begin

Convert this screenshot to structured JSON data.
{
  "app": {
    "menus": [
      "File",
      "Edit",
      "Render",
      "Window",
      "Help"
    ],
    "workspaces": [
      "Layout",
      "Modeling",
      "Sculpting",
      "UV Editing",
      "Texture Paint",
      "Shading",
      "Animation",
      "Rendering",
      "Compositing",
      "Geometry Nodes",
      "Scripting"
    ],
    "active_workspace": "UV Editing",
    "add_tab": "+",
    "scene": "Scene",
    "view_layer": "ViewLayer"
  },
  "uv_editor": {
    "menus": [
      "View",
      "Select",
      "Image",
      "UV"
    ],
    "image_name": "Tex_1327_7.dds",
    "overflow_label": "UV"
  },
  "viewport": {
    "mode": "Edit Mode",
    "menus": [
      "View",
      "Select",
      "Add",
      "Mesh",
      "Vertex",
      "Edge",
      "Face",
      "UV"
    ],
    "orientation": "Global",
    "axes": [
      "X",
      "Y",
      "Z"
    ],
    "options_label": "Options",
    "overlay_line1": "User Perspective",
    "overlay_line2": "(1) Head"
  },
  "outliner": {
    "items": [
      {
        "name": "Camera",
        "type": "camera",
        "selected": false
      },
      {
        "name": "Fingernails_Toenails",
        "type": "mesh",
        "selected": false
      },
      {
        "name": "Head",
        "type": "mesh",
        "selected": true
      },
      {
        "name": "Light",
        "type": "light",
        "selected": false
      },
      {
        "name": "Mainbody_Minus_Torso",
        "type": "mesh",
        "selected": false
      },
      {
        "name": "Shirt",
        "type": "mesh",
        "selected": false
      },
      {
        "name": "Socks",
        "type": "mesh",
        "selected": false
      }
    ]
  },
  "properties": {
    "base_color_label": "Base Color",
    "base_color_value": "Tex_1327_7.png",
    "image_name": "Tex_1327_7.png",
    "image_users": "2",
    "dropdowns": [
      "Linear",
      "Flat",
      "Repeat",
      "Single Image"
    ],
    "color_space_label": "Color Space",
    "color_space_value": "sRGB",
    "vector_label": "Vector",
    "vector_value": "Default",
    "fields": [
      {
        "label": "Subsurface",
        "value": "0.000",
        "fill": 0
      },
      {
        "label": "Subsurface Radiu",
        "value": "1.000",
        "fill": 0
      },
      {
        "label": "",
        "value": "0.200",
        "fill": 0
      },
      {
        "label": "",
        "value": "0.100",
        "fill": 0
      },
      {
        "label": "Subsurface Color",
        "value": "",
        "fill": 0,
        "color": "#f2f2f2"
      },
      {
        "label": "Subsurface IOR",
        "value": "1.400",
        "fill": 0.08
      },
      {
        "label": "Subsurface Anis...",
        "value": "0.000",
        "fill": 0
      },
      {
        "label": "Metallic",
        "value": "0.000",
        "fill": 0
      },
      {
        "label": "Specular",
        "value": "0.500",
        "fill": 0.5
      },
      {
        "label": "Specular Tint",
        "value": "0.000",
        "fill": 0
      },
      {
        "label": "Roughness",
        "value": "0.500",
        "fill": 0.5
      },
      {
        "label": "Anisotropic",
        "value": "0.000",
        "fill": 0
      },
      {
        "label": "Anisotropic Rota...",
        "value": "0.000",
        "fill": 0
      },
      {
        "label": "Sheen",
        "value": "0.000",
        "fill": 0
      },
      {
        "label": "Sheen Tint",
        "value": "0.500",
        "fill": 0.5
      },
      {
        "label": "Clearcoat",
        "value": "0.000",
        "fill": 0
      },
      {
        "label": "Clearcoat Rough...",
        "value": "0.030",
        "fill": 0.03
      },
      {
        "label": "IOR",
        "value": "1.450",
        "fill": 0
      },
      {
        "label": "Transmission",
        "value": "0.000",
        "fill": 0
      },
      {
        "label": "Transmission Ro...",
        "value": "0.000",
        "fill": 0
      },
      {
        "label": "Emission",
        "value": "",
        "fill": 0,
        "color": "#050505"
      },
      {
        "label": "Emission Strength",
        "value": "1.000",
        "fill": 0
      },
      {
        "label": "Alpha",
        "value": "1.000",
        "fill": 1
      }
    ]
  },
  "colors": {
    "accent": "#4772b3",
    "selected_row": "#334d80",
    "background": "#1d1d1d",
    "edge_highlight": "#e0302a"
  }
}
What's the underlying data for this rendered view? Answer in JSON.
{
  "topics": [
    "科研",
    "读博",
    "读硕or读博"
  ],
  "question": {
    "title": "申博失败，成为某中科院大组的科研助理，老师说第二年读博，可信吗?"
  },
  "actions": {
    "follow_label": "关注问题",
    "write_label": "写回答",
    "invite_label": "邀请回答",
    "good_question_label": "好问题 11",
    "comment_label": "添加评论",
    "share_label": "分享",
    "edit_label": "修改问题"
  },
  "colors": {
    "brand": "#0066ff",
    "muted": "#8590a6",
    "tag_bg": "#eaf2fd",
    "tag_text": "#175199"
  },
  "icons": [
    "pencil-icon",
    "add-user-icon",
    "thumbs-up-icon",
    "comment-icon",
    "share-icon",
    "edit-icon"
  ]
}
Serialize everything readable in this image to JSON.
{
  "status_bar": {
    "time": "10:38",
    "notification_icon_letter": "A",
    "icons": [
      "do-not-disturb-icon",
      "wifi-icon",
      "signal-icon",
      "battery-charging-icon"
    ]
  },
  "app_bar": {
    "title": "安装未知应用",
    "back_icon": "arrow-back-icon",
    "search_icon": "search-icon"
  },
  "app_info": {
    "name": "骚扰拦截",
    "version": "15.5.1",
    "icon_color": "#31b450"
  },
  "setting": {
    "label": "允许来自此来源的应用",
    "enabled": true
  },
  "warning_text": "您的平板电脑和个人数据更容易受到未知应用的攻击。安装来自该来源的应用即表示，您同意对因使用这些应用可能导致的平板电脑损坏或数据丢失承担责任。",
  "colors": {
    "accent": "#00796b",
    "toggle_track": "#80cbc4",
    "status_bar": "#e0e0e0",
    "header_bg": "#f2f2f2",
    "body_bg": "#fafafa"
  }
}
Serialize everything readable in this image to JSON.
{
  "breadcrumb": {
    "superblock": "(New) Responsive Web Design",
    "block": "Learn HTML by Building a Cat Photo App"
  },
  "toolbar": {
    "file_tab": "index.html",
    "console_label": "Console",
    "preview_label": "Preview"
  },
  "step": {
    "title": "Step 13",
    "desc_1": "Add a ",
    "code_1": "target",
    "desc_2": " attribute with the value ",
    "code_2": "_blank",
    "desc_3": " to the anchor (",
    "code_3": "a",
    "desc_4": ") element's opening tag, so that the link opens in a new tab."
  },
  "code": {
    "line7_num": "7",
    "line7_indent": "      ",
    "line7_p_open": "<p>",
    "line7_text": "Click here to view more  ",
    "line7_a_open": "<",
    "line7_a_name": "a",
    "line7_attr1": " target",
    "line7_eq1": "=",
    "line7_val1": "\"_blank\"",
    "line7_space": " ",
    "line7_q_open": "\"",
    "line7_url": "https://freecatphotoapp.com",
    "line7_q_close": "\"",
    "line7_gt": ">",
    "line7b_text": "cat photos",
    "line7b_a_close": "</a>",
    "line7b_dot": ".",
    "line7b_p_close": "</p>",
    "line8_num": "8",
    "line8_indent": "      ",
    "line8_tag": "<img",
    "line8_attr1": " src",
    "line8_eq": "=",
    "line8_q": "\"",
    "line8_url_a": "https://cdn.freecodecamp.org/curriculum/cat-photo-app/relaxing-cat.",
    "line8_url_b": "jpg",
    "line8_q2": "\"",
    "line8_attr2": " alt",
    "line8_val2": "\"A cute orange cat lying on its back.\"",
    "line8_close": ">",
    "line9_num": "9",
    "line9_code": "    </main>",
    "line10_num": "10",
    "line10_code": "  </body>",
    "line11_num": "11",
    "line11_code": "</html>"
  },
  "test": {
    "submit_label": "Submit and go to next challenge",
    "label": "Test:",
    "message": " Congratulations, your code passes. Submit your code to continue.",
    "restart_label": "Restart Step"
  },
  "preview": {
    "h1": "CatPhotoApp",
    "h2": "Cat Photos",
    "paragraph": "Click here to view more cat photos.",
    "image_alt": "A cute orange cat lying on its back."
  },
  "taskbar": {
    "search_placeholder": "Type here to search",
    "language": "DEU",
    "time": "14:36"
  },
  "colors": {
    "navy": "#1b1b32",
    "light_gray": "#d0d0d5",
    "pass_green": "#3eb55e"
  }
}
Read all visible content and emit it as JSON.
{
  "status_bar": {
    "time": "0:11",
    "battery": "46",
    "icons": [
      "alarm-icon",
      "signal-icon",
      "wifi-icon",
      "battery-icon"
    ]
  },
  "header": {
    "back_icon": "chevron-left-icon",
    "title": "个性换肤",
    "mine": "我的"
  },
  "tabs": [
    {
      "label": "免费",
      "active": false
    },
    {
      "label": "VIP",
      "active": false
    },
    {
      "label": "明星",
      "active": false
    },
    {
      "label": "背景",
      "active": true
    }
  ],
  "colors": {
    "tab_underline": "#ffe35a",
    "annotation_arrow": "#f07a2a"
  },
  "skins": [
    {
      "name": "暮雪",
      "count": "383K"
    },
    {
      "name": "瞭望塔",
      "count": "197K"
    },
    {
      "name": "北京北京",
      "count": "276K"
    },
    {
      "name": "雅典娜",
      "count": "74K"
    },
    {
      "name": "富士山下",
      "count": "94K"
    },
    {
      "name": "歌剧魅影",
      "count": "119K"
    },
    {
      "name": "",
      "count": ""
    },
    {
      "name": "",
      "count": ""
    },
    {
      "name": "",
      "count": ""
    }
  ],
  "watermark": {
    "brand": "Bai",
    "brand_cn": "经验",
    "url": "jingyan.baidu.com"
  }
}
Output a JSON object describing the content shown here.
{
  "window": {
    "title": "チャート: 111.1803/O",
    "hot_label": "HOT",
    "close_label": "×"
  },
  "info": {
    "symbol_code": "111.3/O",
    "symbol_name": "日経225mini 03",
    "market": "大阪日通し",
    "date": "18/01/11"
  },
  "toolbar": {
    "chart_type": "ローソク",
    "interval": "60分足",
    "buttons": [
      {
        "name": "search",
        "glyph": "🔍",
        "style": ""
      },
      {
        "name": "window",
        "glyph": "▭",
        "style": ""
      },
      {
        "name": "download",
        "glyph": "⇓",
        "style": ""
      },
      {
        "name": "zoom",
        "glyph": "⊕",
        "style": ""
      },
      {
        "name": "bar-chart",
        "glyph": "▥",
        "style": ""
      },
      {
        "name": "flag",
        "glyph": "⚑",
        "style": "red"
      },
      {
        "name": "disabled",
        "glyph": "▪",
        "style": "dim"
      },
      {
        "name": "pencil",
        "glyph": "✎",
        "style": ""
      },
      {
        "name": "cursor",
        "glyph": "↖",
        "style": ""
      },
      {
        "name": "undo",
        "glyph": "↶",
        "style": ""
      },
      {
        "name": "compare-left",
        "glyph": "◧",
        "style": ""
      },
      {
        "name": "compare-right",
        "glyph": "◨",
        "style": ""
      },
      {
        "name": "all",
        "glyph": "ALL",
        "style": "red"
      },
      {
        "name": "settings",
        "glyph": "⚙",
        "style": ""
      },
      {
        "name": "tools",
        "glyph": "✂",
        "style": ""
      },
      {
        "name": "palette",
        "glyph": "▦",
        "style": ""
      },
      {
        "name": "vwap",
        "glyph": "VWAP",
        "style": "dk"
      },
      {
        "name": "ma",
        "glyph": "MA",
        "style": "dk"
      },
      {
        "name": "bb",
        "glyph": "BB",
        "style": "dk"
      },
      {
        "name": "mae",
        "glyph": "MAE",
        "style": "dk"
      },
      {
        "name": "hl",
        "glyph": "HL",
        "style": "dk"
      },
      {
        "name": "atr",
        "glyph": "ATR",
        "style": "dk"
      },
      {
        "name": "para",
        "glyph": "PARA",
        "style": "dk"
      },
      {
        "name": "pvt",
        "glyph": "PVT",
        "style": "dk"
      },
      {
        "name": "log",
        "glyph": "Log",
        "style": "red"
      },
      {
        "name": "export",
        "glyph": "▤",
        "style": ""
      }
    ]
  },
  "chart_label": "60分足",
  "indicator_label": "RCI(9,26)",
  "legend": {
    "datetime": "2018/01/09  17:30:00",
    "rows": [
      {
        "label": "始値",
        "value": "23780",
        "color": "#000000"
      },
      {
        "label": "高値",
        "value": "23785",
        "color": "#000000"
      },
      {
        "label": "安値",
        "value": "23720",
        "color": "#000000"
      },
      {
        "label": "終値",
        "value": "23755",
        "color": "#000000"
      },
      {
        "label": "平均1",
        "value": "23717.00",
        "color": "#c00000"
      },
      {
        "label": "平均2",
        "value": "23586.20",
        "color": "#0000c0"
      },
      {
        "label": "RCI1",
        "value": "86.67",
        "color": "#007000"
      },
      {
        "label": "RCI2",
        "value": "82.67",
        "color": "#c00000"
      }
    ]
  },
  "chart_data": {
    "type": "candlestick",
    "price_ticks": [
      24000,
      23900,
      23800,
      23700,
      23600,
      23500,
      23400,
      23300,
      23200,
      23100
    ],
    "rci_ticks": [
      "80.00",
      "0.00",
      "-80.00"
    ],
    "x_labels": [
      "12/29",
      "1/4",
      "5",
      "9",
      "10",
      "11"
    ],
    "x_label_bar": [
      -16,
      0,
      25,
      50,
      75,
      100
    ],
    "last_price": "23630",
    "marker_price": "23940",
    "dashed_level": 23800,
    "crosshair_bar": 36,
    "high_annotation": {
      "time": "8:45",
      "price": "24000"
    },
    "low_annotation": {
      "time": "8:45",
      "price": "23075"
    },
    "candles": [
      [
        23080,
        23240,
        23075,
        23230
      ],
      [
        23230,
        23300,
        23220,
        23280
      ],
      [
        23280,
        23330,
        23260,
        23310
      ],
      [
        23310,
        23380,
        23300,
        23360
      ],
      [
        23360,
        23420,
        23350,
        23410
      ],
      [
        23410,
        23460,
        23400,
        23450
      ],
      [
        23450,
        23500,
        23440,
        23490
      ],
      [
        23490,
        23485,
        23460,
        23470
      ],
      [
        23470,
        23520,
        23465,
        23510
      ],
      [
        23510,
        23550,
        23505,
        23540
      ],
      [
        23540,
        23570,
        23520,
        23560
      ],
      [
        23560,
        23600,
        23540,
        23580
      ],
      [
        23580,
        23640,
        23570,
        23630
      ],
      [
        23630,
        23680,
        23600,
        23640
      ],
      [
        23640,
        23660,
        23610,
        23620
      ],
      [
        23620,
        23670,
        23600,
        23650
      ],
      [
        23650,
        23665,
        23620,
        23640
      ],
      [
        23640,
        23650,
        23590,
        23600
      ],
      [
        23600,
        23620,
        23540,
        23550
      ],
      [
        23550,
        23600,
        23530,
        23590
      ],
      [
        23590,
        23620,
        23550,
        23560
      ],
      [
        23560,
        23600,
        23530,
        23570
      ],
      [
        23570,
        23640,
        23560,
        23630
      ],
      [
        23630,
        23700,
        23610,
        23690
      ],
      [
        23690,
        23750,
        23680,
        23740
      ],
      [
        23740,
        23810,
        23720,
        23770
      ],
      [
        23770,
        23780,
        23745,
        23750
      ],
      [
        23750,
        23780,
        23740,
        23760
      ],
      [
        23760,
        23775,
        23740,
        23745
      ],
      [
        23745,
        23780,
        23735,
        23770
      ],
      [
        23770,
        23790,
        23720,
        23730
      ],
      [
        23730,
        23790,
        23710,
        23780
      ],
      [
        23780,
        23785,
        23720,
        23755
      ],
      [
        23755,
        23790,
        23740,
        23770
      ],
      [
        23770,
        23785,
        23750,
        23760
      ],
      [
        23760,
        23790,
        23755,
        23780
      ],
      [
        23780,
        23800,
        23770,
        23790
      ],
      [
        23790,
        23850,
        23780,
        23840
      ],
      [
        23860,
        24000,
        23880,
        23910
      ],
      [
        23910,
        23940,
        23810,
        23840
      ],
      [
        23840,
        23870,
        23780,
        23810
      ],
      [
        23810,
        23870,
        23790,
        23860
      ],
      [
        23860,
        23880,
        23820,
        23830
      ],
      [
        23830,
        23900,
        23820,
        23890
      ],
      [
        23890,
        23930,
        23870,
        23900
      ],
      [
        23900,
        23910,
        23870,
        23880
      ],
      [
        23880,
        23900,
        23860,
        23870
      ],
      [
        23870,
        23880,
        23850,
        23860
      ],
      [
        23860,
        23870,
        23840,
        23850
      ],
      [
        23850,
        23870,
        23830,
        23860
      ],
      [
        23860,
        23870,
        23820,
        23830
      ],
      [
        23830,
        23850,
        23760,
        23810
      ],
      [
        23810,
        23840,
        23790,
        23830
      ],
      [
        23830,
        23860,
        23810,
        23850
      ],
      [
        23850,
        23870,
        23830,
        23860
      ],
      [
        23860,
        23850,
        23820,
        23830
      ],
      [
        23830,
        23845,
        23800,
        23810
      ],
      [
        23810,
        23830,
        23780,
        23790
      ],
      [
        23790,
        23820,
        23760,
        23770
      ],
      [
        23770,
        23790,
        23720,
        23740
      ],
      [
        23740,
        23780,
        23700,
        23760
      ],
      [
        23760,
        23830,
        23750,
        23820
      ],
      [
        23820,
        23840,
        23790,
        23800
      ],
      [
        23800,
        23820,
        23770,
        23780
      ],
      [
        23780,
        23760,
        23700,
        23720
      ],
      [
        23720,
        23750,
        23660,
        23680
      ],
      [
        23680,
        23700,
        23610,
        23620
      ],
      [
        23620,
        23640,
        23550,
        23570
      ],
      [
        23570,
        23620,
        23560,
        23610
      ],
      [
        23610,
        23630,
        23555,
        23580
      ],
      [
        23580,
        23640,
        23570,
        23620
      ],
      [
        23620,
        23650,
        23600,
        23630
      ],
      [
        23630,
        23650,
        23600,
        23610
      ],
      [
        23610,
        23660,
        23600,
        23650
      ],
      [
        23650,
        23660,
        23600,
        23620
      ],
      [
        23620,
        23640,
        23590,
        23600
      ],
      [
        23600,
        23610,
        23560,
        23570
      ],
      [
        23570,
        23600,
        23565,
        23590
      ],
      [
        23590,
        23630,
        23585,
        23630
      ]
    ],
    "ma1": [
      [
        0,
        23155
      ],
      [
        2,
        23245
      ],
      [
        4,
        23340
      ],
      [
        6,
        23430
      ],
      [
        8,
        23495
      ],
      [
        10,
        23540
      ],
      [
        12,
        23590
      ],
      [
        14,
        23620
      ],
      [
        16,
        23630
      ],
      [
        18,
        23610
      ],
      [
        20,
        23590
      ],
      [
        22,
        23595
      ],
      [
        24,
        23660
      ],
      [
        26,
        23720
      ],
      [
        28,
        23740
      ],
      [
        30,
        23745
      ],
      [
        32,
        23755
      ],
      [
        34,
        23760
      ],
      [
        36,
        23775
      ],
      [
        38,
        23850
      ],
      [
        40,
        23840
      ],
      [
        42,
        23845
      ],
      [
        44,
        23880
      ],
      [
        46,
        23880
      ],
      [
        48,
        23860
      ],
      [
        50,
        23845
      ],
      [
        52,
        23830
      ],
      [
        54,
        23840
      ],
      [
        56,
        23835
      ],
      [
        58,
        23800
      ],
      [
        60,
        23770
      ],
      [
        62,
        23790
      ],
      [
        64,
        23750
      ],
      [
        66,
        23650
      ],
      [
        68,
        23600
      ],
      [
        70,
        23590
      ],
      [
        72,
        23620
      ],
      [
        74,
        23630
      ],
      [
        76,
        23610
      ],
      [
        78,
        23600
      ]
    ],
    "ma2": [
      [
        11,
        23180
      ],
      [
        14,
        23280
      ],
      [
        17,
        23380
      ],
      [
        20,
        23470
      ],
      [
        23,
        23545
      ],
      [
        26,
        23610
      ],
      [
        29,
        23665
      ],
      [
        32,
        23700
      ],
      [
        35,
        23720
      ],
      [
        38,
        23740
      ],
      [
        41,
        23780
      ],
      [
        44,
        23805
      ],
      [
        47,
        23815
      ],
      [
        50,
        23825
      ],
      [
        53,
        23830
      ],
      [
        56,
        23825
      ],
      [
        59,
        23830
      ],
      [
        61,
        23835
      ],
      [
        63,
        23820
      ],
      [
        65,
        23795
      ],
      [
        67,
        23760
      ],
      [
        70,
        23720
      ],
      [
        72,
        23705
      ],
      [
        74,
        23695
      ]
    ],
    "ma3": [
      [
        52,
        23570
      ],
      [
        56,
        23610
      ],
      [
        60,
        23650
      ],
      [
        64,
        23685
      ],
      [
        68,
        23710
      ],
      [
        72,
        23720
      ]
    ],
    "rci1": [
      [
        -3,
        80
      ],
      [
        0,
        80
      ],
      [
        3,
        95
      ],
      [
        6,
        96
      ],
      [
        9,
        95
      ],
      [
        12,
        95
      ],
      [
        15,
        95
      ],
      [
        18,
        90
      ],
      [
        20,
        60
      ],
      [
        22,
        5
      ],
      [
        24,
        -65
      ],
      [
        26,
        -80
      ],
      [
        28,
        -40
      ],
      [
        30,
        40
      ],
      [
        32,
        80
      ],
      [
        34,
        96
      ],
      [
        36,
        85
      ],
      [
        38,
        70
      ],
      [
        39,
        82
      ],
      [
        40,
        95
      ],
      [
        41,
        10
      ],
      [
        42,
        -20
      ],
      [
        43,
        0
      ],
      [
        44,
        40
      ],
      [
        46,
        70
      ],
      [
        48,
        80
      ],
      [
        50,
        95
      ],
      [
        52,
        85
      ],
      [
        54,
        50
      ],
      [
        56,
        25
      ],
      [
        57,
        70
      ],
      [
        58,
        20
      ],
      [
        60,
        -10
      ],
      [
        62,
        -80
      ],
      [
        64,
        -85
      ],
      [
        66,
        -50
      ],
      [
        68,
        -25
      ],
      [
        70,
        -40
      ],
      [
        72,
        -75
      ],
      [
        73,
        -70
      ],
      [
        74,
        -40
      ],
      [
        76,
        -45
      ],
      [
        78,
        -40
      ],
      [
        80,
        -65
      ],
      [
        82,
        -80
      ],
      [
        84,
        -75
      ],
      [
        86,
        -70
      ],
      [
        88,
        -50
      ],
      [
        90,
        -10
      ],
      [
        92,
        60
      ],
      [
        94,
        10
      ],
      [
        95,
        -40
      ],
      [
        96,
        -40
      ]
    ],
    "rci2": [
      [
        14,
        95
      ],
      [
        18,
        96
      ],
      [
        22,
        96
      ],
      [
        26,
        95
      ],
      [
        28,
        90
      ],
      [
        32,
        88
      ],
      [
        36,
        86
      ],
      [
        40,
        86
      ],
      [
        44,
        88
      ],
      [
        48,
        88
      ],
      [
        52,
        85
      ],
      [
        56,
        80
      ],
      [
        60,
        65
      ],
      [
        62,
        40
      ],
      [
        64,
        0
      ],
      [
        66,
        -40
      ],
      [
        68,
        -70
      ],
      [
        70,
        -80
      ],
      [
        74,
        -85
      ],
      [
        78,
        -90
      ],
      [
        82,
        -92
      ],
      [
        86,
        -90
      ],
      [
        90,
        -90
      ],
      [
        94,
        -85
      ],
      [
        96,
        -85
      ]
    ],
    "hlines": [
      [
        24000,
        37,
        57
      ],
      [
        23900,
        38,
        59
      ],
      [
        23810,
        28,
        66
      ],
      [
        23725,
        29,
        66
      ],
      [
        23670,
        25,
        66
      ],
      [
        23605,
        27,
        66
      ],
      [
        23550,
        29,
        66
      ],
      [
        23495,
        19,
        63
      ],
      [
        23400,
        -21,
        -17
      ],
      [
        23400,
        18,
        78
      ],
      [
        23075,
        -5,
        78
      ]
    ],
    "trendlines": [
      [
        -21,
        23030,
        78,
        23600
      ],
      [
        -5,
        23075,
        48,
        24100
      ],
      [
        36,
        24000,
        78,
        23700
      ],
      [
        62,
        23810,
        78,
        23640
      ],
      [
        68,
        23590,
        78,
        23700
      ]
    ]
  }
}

end

# TASK GOAL
Take every line from the data that contains the word "https".

# FULL OUTPUT
    "line7_url": "https://freecatphotoapp.com",
    "line8_url_a": "https://cdn.freecodecamp.org/curriculum/cat-photo-app/relaxing-cat.",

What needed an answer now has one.